## EXERCISE GOAL
Present the lines of the listing, from its first line through the line containing "425, 1037, 450)" inclusive, as a Markdown table with the columns Row and Entry, omitting any blank lines.

-=-=-

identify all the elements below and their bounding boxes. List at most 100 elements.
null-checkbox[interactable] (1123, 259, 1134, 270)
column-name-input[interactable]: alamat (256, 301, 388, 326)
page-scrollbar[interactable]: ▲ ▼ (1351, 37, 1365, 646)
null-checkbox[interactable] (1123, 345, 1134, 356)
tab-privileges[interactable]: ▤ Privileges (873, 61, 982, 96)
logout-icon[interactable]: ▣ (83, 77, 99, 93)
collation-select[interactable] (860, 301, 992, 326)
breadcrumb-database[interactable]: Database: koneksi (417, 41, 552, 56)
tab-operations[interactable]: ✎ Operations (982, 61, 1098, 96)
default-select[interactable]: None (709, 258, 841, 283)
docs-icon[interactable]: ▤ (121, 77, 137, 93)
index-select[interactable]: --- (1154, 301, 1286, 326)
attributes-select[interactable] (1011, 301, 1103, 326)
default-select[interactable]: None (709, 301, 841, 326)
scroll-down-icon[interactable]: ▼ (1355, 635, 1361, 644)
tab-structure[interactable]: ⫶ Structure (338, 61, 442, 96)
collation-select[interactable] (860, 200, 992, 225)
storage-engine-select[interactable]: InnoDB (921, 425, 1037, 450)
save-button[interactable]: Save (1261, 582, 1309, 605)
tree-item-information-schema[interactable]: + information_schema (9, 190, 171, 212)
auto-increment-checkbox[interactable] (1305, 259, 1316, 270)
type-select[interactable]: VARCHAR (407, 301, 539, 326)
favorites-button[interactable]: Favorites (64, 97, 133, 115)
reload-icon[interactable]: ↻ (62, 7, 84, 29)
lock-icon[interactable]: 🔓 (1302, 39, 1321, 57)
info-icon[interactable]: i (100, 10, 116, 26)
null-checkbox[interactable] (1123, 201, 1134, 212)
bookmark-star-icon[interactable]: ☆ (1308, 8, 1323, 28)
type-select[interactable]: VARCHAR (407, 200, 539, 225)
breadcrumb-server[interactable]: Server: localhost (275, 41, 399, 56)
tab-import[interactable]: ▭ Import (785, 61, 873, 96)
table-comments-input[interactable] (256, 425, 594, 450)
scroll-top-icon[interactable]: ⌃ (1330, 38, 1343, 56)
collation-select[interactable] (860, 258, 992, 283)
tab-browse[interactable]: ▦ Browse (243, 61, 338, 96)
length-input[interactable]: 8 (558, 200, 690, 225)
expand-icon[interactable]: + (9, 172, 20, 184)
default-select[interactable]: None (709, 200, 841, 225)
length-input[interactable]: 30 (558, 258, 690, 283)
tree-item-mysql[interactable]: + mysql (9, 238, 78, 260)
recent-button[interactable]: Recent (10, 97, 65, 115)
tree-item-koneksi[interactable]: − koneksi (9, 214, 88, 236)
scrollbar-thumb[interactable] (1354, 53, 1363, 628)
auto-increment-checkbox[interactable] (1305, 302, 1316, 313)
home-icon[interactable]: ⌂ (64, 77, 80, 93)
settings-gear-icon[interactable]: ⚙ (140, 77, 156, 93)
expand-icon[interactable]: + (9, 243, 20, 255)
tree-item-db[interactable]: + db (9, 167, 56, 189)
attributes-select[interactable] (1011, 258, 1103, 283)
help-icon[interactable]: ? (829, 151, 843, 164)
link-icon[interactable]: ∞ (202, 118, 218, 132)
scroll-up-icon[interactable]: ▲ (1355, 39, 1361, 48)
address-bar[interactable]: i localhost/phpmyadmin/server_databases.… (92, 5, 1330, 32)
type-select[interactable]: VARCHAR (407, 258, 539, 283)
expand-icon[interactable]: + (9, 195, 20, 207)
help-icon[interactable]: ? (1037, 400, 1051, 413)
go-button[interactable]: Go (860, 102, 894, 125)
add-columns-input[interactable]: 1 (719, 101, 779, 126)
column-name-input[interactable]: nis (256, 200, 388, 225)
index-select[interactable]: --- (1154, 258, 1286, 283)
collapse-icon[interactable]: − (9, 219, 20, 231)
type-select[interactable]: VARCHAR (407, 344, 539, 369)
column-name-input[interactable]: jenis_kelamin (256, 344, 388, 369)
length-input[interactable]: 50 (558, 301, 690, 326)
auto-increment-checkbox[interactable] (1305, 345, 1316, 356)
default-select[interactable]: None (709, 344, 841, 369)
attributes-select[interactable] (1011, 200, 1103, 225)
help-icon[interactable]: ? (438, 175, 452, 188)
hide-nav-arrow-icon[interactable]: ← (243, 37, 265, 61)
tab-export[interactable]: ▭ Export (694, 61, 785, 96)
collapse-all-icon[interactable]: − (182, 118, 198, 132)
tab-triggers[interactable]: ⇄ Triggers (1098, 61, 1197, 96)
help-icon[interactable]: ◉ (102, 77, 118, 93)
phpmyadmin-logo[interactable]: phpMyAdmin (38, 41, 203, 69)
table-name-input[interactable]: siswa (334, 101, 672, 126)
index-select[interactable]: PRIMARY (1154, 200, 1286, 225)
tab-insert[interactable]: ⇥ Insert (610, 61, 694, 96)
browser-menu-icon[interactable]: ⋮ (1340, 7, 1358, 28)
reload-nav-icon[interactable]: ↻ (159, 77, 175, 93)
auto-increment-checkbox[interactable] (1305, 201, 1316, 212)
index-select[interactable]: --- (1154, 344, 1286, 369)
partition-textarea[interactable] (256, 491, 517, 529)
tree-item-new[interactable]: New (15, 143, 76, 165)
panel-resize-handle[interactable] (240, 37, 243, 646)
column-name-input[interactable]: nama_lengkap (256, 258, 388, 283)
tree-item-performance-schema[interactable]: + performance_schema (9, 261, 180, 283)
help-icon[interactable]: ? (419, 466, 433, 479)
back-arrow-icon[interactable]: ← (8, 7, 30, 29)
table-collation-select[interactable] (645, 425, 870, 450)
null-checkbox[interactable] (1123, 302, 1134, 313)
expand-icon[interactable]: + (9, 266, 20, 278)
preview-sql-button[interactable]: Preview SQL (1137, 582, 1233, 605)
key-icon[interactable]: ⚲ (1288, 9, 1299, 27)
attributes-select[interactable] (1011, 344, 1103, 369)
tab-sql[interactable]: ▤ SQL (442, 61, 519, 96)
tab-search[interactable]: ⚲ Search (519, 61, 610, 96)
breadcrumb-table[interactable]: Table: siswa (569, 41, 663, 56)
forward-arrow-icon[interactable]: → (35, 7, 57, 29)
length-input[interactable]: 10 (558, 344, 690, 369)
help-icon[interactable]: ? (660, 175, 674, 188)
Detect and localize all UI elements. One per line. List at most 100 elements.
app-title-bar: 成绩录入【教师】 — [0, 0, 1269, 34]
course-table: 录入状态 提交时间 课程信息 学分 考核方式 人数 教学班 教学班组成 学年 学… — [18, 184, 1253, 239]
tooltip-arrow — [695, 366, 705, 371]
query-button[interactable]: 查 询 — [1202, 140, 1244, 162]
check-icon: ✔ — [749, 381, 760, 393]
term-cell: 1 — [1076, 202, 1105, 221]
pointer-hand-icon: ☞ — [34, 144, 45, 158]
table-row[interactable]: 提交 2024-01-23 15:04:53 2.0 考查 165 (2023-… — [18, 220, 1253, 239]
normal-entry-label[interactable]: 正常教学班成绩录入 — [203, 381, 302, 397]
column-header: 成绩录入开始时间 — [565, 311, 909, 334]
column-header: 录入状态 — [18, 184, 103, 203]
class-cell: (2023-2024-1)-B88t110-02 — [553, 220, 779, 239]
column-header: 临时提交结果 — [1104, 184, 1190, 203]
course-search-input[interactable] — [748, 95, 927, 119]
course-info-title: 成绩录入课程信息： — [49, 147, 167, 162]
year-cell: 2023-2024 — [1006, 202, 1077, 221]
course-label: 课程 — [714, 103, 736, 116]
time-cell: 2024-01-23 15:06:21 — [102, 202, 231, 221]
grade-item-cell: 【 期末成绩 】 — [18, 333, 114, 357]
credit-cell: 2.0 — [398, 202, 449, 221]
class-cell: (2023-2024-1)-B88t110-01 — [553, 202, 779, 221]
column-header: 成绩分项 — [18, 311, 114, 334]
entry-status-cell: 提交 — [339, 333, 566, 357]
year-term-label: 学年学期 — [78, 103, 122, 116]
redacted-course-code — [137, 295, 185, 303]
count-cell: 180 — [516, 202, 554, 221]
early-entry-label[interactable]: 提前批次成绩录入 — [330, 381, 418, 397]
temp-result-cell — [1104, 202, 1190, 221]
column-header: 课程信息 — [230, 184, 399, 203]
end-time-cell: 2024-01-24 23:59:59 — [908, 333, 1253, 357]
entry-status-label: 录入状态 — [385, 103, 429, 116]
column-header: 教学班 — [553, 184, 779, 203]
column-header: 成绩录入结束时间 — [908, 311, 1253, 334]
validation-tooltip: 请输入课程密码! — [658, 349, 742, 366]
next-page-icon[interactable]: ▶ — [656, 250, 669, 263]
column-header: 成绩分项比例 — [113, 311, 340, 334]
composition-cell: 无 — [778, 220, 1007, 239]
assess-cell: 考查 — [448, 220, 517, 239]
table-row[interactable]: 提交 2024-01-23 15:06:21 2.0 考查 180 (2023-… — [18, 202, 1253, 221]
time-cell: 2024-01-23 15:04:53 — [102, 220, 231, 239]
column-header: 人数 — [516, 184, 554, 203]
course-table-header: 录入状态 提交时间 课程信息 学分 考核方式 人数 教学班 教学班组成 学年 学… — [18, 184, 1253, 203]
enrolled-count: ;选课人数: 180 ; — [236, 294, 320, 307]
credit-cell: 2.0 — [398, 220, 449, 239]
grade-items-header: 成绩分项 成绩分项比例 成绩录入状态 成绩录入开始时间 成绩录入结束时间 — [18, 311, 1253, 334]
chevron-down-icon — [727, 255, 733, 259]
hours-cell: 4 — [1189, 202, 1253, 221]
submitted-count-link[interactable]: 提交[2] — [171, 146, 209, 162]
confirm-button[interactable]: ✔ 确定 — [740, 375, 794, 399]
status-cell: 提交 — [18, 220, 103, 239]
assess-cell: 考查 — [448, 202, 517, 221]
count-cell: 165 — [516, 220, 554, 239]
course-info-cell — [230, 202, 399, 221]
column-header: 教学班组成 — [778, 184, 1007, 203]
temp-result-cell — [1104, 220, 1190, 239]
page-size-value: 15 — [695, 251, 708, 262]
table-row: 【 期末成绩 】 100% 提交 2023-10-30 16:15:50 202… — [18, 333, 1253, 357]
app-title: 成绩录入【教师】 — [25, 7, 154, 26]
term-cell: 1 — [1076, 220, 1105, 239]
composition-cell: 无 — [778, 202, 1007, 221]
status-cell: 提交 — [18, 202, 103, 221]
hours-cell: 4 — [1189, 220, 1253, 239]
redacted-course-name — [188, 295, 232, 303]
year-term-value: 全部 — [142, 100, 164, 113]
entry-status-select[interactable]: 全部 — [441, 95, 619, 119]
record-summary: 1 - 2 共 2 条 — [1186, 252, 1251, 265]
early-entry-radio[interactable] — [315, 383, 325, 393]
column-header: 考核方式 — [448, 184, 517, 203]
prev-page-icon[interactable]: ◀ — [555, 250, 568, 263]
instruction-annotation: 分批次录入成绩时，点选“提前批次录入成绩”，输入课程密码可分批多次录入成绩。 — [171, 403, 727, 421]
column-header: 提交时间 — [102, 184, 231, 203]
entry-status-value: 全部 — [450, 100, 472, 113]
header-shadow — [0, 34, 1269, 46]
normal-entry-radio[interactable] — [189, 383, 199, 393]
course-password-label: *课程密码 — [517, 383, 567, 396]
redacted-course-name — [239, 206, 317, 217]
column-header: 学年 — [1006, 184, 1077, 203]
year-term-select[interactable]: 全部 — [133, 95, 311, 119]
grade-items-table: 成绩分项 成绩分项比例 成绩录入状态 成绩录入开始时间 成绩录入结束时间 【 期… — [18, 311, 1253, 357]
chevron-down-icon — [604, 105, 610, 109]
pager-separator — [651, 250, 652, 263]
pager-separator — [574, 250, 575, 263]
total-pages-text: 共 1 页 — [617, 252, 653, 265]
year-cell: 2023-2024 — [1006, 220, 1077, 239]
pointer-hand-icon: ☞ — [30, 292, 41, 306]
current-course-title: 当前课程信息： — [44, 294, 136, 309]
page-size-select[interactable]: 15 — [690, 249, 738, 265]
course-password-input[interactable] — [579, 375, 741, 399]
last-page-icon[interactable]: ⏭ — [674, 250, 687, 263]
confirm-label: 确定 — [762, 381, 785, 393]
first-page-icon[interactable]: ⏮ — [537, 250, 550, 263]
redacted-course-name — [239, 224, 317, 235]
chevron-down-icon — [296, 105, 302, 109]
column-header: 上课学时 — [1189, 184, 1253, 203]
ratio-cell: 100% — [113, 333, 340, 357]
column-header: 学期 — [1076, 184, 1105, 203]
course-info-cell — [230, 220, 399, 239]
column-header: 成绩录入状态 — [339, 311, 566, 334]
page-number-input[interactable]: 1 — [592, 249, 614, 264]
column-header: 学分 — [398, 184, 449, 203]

-=-=-

## RESULT BELOW
| Row | Entry |
|---|---|
| 1 | identify all the elements below and their bounding boxes. List at most 100 elements. |
| 2 | null-checkbox[interactable] (1123, 259, 1134, 270) |
| 3 | column-name-input[interactable]: alamat (256, 301, 388, 326) |
| 4 | page-scrollbar[interactable]: ▲ ▼ (1351, 37, 1365, 646) |
| 5 | null-checkbox[interactable] (1123, 345, 1134, 356) |
| 6 | tab-privileges[interactable]: ▤ Privileges (873, 61, 982, 96) |
| 7 | logout-icon[interactable]: ▣ (83, 77, 99, 93) |
| 8 | collation-select[interactable] (860, 301, 992, 326) |
| 9 | breadcrumb-database[interactable]: Database: koneksi (417, 41, 552, 56) |
| 10 | tab-operations[interactable]: ✎ Operations (982, 61, 1098, 96) |
| 11 | default-select[interactable]: None (709, 258, 841, 283) |
| 12 | docs-icon[interactable]: ▤ (121, 77, 137, 93) |
| 13 | index-select[interactable]: --- (1154, 301, 1286, 326) |
| 14 | attributes-select[interactable] (1011, 301, 1103, 326) |
| 15 | default-select[interactable]: None (709, 301, 841, 326) |
| 16 | scroll-down-icon[interactable]: ▼ (1355, 635, 1361, 644) |
| 17 | tab-structure[interactable]: ⫶ Structure (338, 61, 442, 96) |
| 18 | collation-select[interactable] (860, 200, 992, 225) |
| 19 | storage-engine-select[interactable]: InnoDB (921, 425, 1037, 450) |